(EXERCISE PROMPT) Hunt for the word "structured" across the entries below, copying each line that holds it.

(SUPPLIED DATA)
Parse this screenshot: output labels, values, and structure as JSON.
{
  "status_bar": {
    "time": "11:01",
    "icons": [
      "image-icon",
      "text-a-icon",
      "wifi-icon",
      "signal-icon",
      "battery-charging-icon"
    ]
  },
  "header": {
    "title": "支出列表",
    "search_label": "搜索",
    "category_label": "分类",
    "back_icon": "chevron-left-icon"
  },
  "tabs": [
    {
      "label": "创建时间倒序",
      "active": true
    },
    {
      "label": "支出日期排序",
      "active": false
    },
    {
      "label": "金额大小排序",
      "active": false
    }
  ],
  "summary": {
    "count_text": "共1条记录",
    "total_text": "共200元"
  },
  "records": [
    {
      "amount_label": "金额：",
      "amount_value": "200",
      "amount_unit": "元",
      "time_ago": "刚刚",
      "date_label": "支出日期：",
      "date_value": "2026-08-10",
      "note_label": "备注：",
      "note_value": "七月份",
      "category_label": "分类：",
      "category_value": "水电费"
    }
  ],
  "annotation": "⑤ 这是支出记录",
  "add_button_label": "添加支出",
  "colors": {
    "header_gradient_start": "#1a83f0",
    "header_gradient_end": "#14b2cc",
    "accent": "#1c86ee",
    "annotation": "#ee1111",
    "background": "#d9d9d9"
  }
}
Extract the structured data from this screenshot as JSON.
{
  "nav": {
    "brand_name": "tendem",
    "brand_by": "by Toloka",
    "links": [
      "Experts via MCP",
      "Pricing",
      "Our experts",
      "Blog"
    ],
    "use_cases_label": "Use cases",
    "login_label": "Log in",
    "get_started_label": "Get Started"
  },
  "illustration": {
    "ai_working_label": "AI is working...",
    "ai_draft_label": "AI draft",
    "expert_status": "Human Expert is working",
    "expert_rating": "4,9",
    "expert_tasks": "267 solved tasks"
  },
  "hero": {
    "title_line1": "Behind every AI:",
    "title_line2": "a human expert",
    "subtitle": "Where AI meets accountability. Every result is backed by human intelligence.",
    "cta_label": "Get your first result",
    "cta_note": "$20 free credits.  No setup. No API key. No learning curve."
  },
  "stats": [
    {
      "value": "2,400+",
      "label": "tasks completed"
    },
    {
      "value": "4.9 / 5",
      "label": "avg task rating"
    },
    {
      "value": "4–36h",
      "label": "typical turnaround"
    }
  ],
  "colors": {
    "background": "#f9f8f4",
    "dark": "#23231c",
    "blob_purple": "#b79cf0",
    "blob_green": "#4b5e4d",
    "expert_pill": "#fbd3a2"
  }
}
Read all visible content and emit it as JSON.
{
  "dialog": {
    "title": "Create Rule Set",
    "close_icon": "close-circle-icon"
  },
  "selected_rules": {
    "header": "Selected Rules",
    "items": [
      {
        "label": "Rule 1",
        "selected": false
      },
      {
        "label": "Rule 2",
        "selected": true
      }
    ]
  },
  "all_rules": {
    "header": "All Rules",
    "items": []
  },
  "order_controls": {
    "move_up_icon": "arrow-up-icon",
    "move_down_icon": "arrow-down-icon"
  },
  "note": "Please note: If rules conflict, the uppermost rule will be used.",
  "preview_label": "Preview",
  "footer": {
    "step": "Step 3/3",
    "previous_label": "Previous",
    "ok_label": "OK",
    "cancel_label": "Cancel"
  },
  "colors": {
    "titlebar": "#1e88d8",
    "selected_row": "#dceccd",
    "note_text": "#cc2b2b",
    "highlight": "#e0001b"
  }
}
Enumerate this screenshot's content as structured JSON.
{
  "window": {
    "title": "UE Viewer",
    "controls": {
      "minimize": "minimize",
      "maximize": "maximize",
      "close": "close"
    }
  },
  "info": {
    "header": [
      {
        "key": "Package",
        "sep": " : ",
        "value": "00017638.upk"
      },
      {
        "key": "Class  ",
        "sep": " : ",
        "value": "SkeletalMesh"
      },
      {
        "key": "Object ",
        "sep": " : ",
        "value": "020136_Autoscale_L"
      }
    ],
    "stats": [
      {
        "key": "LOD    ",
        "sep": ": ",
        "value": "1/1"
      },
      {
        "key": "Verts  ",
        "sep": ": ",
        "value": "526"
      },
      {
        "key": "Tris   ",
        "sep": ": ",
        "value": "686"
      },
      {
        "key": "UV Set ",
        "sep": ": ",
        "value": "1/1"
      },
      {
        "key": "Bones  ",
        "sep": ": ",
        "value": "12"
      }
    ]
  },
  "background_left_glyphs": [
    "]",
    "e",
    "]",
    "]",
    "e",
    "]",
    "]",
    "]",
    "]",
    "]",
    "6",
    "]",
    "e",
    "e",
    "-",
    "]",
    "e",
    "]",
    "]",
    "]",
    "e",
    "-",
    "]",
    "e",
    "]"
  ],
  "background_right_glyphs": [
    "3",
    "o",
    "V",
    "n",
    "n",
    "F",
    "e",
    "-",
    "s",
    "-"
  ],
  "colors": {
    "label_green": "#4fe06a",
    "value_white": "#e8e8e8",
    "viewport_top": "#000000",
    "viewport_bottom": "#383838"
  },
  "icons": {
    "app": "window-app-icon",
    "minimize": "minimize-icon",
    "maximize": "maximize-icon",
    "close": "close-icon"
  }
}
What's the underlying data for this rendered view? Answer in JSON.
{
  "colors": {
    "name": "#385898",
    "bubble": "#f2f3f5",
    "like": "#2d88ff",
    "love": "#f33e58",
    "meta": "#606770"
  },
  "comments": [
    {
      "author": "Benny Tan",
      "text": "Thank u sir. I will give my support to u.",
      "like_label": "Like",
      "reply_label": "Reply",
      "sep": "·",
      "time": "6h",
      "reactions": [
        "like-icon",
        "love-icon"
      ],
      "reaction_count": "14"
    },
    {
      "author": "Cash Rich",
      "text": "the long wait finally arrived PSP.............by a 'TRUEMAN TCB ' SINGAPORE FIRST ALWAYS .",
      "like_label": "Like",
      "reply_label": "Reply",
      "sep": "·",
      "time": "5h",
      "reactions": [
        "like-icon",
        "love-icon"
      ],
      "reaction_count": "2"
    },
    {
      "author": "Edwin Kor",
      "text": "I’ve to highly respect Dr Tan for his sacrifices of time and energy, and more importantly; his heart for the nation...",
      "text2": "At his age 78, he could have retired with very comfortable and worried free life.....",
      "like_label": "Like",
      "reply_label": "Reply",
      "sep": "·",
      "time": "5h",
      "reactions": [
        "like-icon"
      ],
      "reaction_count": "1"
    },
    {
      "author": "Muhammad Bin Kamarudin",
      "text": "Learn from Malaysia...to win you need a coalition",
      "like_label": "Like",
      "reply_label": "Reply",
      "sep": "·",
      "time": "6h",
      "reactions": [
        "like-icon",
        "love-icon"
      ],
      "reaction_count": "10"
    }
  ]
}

(IN RESPONSE)
Extract the structured data from this screenshot as JSON.
Enumerate this screenshot's content as structured JSON.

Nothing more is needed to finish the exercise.